• Exercise brief: Leave out the pictures and repeat everything else in the records exactly.

* START Data for this task *

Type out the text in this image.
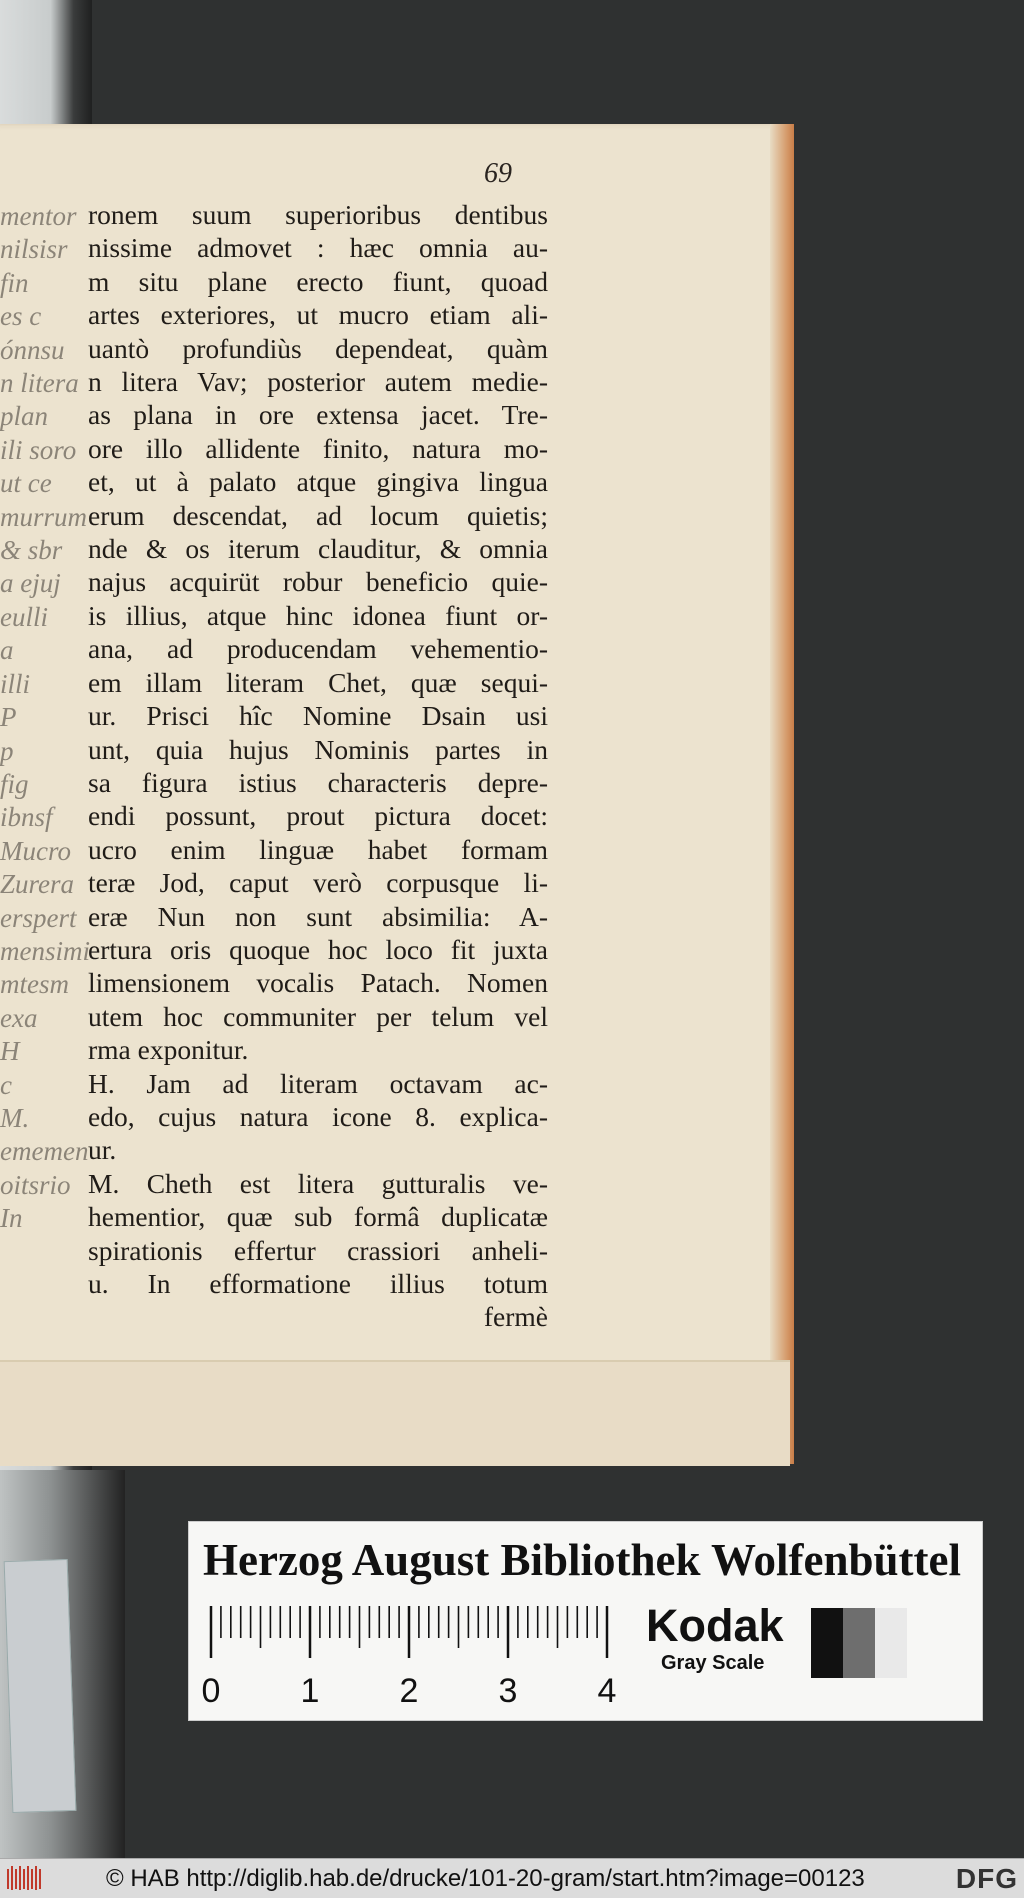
mentor
nilsisr
fin
es c
ónnsu
n litera
plan
ili soro
ut ce
murrum
& sbr
a ejuj
eulli
a
illi
P
p
fig
ibnsf
Mucro
Zurera
erspert
mensimi
mtesm
exa
H
c
M.
ememen
oitsrio
In
69
ronem suum superioribus dentibus
nissime admovet : hæc omnia au-
m situ plane erecto fiunt, quoad
artes exteriores, ut mucro etiam ali-
uantò profundiùs dependeat, quàm
n litera Vav; posterior autem medie-
as plana in ore extensa jacet. Tre-
ore illo allidente finito, natura mo-
et, ut à palato atque gingiva lingua
erum descendat, ad locum quietis;
nde & os iterum clauditur, & omnia
najus acquirüt robur beneficio quie-
is illius, atque hinc idonea fiunt or-
ana, ad producendam vehementio-
em illam literam Chet, quæ sequi-
ur. Prisci hîc Nomine Dsain usi
unt, quia hujus Nominis partes in
sa figura istius characteris depre-
endi possunt, prout pictura docet:
ucro enim linguæ habet formam
teræ Jod, caput verò corpusque li-
eræ Nun non sunt absimilia: A-
ertura oris quoque hoc loco fit juxta
limensionem vocalis Patach. Nomen
utem hoc communiter per telum vel
rma exponitur.
H. Jam ad literam octavam ac-
edo, cujus natura icone 8. explica-
ur.
M. Cheth est litera gutturalis ve-
hementior, quæ sub formâ duplicatæ
spirationis effertur crassiori anheli-
u. In efformatione illius totum
fermè
Herzog August Bibliothek Wolfenbüttel
0 1 2 3 4
Kodak
Gray Scale
© HAB http://diglib.hab.de/drucke/101-20-gram/start.htm?image=00123	DFG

* END Data for this task *

• Final answer:
Type out the text in this image.
mentor
nilsisr
fin
es c
ónnsu
n litera
plan
ili soro
ut ce
murrum
& sbr
a ejuj
eulli
a
illi
P
p
fig
ibnsf
Mucro
Zurera
erspert
mensimi
mtesm
exa
H
c
M.
ememen
oitsrio
In
69
ronem suum superioribus dentibus
nissime admovet : hæc omnia au-
m situ plane erecto fiunt, quoad
artes exteriores, ut mucro etiam ali-
uantò profundiùs dependeat, quàm
n litera Vav; posterior autem medie-
as plana in ore extensa jacet. Tre-
ore illo allidente finito, natura mo-
et, ut à palato atque gingiva lingua
erum descendat, ad locum quietis;
nde & os iterum clauditur, & omnia
najus acquirüt robur beneficio quie-
is illius, atque hinc idonea fiunt or-
ana, ad producendam vehementio-
em illam literam Chet, quæ sequi-
ur. Prisci hîc Nomine Dsain usi
unt, quia hujus Nominis partes in
sa figura istius characteris depre-
endi possunt, prout pictura docet:
ucro enim linguæ habet formam
teræ Jod, caput verò corpusque li-
eræ Nun non sunt absimilia: A-
ertura oris quoque hoc loco fit juxta
limensionem vocalis Patach. Nomen
utem hoc communiter per telum vel
rma exponitur.
H. Jam ad literam octavam ac-
edo, cujus natura icone 8. explica-
ur.
M. Cheth est litera gutturalis ve-
hementior, quæ sub formâ duplicatæ
spirationis effertur crassiori anheli-
u. In efformatione illius totum
fermè
Herzog August Bibliothek Wolfenbüttel
0 1 2 3 4
Kodak
Gray Scale
© HAB http://diglib.hab.de/drucke/101-20-gram/start.htm?image=00123	DFG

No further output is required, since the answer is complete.